§ Your instructions: Keep only the lines that hold the string "voluptatem", filtering out the rest of the entries below.

§ Supplied data:

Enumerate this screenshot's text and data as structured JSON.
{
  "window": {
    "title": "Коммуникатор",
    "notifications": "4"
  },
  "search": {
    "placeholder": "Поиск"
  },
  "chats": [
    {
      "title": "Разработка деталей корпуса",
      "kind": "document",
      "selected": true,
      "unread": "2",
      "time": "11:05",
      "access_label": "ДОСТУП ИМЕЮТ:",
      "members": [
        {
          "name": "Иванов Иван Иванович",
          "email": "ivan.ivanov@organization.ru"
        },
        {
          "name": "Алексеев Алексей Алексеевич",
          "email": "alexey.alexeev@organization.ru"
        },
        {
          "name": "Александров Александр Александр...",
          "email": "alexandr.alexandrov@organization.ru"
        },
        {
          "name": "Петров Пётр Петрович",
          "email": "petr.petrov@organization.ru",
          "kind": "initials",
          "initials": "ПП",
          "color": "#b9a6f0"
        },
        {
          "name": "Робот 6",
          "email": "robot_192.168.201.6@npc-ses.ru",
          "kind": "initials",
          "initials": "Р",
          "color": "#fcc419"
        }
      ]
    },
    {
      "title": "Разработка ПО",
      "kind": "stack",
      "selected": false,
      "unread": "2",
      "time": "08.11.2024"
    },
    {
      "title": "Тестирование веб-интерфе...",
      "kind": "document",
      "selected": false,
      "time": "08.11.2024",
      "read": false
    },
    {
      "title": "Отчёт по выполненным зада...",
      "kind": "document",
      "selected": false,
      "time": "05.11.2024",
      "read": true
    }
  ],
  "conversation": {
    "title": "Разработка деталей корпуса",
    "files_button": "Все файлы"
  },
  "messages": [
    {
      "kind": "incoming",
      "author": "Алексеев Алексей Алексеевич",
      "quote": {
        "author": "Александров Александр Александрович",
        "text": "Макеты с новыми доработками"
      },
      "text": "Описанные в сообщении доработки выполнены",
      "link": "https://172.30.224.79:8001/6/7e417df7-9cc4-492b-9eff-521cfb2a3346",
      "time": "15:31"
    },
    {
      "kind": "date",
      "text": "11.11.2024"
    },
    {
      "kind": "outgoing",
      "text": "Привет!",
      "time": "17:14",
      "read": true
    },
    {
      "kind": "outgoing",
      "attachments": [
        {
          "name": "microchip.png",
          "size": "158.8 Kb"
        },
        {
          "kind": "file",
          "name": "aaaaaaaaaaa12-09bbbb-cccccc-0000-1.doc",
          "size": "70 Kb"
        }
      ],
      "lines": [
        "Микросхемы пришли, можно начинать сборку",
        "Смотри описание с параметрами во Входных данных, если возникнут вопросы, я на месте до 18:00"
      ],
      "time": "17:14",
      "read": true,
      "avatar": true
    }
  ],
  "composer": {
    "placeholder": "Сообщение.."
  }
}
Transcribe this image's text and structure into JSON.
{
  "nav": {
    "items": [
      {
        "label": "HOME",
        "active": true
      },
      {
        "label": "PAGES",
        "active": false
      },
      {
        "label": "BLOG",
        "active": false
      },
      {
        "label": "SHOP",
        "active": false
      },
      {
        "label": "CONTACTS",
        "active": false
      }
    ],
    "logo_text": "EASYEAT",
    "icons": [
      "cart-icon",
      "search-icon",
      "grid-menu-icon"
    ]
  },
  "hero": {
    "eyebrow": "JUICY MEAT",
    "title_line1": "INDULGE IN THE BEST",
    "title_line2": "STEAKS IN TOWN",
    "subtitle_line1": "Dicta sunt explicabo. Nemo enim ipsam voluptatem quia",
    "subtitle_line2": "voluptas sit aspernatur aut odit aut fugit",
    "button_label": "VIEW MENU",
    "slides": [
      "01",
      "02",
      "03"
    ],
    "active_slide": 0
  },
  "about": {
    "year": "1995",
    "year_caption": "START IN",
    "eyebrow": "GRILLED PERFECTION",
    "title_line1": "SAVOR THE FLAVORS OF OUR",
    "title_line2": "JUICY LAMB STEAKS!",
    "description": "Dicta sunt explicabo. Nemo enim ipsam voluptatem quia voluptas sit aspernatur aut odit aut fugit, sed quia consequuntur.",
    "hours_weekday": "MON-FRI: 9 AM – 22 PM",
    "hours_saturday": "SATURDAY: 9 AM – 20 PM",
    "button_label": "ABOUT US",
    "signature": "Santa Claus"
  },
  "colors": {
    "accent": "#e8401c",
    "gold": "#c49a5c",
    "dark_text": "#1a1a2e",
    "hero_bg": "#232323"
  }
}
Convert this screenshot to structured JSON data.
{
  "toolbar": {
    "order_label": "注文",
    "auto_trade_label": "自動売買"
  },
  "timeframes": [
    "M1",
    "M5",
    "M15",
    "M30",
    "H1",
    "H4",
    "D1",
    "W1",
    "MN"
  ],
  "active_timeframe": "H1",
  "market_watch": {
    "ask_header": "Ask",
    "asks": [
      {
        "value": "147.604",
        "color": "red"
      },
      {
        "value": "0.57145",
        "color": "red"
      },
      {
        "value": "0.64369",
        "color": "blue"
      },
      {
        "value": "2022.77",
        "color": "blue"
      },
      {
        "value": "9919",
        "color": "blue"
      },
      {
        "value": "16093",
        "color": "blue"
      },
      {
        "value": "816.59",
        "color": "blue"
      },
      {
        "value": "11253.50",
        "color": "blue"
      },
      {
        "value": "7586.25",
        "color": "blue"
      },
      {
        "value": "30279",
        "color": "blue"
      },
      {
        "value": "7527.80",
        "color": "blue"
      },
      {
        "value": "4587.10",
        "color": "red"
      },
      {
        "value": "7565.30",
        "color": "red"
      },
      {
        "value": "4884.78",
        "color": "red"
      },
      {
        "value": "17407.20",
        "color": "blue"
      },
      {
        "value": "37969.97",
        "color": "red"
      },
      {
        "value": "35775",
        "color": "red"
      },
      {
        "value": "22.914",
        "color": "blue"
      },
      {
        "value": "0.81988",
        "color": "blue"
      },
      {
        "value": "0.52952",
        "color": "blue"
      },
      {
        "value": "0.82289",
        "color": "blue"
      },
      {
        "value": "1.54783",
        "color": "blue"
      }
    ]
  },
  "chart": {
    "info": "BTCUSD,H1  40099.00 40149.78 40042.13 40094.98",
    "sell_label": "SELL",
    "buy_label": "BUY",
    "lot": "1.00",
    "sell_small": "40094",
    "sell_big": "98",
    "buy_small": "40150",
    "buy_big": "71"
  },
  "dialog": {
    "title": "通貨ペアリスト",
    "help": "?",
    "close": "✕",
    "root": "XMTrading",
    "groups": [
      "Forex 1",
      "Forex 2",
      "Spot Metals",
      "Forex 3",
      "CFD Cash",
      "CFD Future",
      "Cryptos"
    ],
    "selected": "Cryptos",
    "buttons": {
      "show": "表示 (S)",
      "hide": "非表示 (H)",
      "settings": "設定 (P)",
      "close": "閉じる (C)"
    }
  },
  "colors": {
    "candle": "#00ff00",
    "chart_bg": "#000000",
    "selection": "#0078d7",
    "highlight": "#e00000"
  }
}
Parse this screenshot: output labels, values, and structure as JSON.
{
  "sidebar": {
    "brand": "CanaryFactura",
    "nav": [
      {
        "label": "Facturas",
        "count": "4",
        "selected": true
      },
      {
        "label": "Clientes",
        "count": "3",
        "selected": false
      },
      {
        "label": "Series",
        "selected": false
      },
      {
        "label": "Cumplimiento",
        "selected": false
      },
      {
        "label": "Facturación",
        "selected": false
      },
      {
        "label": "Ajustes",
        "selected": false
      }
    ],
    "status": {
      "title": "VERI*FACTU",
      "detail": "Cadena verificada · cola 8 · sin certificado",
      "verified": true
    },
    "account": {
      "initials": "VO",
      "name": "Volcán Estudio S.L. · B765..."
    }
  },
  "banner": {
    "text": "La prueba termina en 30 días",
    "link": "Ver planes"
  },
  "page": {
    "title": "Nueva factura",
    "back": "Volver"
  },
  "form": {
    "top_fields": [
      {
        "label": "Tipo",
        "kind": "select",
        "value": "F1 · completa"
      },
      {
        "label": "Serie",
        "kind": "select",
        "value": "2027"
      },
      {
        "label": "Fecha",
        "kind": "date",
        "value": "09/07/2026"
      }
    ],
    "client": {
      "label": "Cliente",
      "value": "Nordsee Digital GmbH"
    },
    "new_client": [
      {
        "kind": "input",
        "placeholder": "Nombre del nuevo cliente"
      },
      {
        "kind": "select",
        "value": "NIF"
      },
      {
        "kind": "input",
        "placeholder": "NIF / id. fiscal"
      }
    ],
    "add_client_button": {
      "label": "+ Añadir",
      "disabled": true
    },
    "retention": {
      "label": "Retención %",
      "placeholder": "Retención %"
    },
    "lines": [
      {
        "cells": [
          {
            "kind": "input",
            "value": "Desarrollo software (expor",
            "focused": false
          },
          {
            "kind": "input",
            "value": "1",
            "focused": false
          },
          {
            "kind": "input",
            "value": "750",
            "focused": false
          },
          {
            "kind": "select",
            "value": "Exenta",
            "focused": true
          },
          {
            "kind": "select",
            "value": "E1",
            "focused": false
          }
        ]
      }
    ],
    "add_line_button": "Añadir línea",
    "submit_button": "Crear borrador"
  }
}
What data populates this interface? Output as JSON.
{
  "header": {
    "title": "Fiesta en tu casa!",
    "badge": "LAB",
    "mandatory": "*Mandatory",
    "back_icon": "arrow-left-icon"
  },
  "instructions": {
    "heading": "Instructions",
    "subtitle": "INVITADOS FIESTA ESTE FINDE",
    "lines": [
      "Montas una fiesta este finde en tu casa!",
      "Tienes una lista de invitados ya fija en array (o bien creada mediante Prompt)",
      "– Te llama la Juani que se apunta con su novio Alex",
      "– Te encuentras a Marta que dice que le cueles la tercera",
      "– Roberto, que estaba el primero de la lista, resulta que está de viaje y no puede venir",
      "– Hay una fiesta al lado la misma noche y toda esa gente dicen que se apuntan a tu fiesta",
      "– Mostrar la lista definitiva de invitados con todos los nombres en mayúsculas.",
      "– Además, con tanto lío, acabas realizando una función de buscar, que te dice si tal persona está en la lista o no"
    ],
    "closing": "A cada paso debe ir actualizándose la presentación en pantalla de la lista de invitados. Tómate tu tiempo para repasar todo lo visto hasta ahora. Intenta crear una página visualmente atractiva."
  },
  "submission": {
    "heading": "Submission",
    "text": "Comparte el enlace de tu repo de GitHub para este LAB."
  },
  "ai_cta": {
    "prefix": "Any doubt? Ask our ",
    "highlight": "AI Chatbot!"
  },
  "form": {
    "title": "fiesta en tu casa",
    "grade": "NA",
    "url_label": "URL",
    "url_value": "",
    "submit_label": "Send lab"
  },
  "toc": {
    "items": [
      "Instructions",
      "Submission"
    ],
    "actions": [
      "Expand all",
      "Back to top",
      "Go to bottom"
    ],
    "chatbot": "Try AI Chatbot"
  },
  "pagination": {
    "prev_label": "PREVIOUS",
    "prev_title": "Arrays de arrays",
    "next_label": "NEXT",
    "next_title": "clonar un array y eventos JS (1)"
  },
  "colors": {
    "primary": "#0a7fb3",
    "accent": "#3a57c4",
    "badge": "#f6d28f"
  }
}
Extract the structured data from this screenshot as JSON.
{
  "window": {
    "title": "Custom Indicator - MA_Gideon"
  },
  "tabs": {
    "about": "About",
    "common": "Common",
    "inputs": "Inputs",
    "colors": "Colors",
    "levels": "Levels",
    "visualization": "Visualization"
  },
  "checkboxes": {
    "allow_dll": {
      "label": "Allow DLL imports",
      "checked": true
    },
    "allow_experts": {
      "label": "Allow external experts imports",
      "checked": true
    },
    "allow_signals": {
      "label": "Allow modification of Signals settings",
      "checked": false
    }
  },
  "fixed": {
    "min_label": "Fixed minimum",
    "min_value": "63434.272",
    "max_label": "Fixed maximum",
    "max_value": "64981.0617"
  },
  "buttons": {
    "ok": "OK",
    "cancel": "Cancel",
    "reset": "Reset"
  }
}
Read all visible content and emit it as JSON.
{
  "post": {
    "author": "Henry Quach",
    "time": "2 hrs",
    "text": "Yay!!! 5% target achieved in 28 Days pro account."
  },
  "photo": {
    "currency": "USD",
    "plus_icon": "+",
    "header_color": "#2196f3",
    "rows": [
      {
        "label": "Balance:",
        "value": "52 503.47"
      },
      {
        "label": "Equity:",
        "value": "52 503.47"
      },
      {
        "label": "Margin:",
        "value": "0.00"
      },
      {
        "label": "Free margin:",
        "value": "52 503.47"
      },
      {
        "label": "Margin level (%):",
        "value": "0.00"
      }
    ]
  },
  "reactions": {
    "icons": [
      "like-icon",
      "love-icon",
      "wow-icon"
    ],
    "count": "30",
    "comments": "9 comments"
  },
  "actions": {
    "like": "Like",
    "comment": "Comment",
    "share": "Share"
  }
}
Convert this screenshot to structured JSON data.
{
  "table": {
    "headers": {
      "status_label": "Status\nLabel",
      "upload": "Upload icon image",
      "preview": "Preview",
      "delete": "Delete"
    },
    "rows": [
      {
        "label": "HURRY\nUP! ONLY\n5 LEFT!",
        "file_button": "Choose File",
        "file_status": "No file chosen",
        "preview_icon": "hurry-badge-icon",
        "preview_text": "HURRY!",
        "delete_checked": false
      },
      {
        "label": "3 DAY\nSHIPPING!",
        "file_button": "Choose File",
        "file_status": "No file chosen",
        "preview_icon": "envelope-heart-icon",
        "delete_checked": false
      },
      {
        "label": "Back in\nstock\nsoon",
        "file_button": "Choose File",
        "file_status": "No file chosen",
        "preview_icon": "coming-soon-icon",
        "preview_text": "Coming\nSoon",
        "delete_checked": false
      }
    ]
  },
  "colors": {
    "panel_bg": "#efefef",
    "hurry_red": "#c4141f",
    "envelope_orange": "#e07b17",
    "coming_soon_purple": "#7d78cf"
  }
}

§ Answer to the task:
    "subtitle_line1": "Dicta sunt explicabo. Nemo enim ipsam voluptatem quia",
    "description": "Dicta sunt explicabo. Nemo enim ipsam voluptatem quia voluptas sit aspernatur aut odit aut fugit, sed quia consequuntur.",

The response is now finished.